Text section:
▽
I reloaded the generated structured table to avoid the change of data due to the function call above and make sure the data is consistent. Since we have two different name fields (*name* and *name.firstname*), I considered the unique first names in these two fields just in case they have different unique names. First, I got the first name values as *name_split* from the field of *name* by spliting the string using delimiter ' ' and selecting the first element. I converted the type of the field of *name* to *str* because I want to align the new column with the other data and find the missing value ('nan') easily at the end. I used unique() method to obtain all distinct values from *name.firstname* and *name_split* but this method include missing value so I need to remove the missing value when I calculate the number of distinct first names at the end. I concatenate the distinct first names from *name.firstname* and *name_split* then used the unique() method again to get the final answer.

In [200]:
#reload data for data consistentcy
import pandas as pd
import numpy as np
df=pd.read_csv('ida_extracted_03_02_2017.csv')
df.drop(df.columns[[0]],axis=1, inplace=True)
#get the first name from the field of 'name'
df['name_split']=df['name'].astype(str).apply(lambda x:x.split(' ')[0])
#get the distinct first names from 'name.firstname' and convert missing value to 'nan'
uni_firstname1=df['name.firstname'].astype(str).unique()
#get the distinct first names from 'name_split' and convert missing value to 'nan'
uni_firstname2=df['name_split'].unique()
#remove missing value from distinct first names
uni_firstname1=uni_firstname1[uni_firstname1!='nan']
uni_firstname2=uni_firstname2[uni_firstname2!='nan']
#concatenate these two unique values
uni_firstname=pd.Series(np.append(uni_firstname1,uni_firstname2)).unique()
uni_firstname_No=len(uni_firstname)
print(uni_firstname_No)

695


### 4. How many distinct street names appear in this data set? Explain your procedure for identifying distinct street names.

**Solution:**
    
Similiar thought with last question, I extracted the street name from *address.street* and *address* and I extracted the street name and No. to *address_split_street* from the field of *address* first. I used the delimiter '\r\n' to split the street line and got the first element from the field of *address*. Then I found most the street name are the second and third word after the street number in the values of *address* and *address_split_street*. I wrote a function to extract the second and third word from the field but extract the second word only if the street name is short. I think the manager pre-cleaned the data and make it easier. Otherwise, the extraction of street name is a difficult task considering so many types of street addresses. I found some PO box addresses in the field of *address* which are extracted by my method but are not exactly street name. I will modify this in the future if I have more time. I assume the PO box are distinct values as well now. At the end, I concatenated the distinct street names from these two fields of *address_split_street_extracted* and *address.street_extracted* and got the distinct street names for both fields. The same idea as last question.
    


In [201]:
#define a function to extract the street name, 
#majority of the street name are located at the second and third word in the string
def extract_street(s):
    if s == 'nan':
        return 'nan'
    elif len(s.split(' '))>=3:
        return s.split(' ')[1]+' '+s.split(' ')[2]
    else:
        return s.split(' ')[1]

In [207]:
#extract street line from 'address' using '\r\n' as delimiter
df['address_split_street']=df['address'].astype(str).apply(lambda x:x.split('\r\n')[0])
#extract street name by calling the function above
df['address.street_extracted']=df['address.street'].astype(str).apply(lambda x:extract_street(x))
△
Given data:
▽
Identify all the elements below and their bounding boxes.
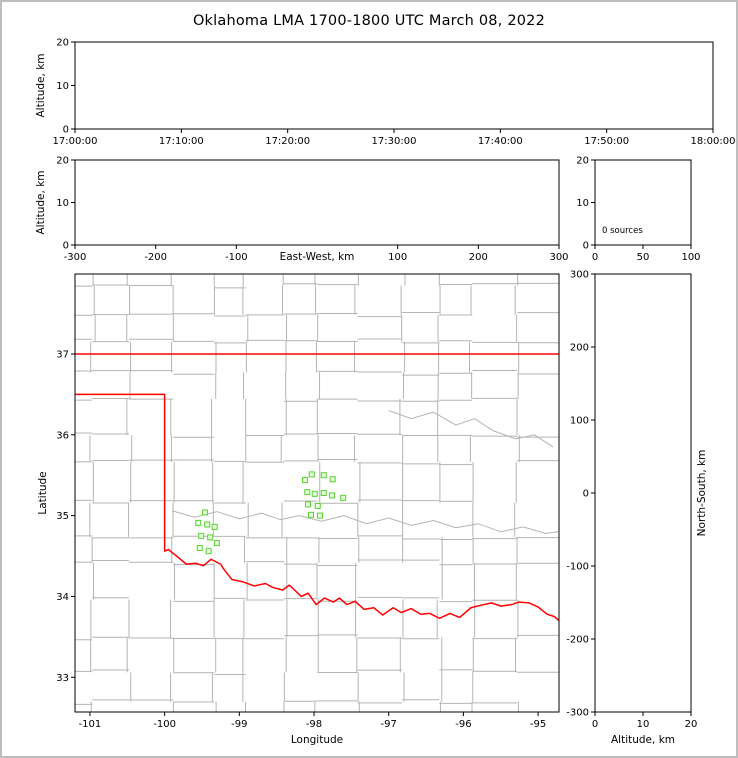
△
Exercise set:
#1 Do these statements agree with the walkthrough on distinct names? For each one, answer yes or no and quote the deciding words from the walkthrough.
(a) The first name in *name_split* comes from splitting *name* on a space and taking the first element.
(b) The unique() method leaves out missing values.
(c) PO box addresses are left out of the distinct street names.
#2 According to the walkthrough on distinct names, why was the *name* field converted to the *str* type before the first names were split off? Please answer in one to three sentences.
#3 Continue the walkthrough on distinct names from its last line.

Answers given:
#1
(a) Yes: "by spliting the string using delimiter ' ' and selecting the first element"
(b) No: "this method include missing value"
(c) No: "I assume the PO box are distinct values as well now."

#2 The *name* field was converted to *str* so that the new column would line up with the other data. It also made missing values easy to find at the end, because they appear as the string 'nan'.

#3
df['address_split_street_extracted']=df['address_split_street'].astype(str).apply(lambda x:extract_street(x))
#get the distinct street name from 'address.street_extracted' and 'address_split_street_extracted'
uni_street1=df['address.street_extracted'].unique()
uni_street2=df['address_split_street_extracted'].unique()
#remove missing value 
uni_street1=uni_street1[uni_street1!='nan']
uni_street2=uni_street2[uni_street2!='nan']
#concatenate two fields and get distinct values from both fields
uni_street=pd.Series(np.append(uni_street1,uni_street2)).unique()
uni_street_No=len(uni_street)
#output results
print(uni_street_No)

85450


### 5. What are the 5 most common US area codes in the phone number field? Explain your approach to identify the US area codes in this data set.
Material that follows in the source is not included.